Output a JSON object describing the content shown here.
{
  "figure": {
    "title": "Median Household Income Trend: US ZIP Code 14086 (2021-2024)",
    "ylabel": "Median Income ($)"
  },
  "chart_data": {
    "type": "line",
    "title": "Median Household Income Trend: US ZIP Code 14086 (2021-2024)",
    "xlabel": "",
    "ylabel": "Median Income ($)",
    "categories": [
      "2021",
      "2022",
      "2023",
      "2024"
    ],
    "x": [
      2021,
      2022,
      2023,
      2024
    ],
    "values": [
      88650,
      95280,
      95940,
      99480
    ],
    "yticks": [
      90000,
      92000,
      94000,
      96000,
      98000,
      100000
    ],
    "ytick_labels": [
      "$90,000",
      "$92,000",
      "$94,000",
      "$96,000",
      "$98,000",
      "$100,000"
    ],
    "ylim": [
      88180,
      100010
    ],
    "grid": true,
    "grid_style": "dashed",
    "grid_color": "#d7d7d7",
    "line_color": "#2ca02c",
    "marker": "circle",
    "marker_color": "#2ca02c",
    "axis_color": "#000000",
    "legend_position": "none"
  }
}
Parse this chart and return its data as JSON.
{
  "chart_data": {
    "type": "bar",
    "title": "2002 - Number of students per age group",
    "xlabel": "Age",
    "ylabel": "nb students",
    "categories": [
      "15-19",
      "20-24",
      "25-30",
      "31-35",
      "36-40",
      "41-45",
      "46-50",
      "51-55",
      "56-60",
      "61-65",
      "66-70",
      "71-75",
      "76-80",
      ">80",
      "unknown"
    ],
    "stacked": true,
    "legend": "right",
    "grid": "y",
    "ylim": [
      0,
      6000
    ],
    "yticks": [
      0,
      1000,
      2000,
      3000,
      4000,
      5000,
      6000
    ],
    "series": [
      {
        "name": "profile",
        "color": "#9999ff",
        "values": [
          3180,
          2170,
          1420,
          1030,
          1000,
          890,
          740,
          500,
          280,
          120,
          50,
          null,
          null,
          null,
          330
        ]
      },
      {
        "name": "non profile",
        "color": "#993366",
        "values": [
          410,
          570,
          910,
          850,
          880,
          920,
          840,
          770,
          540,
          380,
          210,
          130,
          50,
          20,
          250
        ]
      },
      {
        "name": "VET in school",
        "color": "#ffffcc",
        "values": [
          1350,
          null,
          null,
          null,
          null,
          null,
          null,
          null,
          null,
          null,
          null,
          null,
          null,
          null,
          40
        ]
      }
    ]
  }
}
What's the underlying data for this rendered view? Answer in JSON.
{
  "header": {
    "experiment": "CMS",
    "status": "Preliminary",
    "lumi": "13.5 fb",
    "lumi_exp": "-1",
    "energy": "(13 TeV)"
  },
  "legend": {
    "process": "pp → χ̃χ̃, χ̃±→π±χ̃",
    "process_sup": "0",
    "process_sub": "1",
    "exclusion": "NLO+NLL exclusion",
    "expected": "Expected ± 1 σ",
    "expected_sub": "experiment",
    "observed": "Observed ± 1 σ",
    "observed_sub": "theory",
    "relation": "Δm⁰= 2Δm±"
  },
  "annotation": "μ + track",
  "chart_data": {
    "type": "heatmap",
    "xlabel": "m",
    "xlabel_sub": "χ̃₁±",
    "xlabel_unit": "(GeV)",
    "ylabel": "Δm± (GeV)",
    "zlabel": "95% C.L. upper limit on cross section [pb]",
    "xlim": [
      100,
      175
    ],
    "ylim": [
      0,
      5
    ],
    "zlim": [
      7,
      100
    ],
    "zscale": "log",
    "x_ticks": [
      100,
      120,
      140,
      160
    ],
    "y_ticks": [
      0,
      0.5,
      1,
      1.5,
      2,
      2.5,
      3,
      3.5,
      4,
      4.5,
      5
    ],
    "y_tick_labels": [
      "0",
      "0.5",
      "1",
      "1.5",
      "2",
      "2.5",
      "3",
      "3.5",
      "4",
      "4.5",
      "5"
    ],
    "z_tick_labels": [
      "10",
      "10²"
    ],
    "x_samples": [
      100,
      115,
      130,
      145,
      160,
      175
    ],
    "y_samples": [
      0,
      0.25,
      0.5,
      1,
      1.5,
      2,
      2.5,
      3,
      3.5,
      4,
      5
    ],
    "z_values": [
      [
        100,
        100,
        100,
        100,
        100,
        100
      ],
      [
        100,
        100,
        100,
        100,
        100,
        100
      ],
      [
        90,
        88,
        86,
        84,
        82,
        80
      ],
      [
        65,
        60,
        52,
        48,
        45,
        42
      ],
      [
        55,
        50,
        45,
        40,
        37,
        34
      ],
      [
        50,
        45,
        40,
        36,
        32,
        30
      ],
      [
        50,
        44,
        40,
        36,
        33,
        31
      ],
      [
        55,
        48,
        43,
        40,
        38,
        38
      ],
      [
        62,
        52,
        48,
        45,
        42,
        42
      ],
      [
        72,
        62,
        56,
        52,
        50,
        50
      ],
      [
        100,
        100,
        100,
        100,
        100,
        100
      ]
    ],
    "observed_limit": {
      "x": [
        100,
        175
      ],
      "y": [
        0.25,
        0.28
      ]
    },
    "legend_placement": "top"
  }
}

• [Task statement]: Provide the number of lines containing the string "name", with no other output.

• [Final result]: 3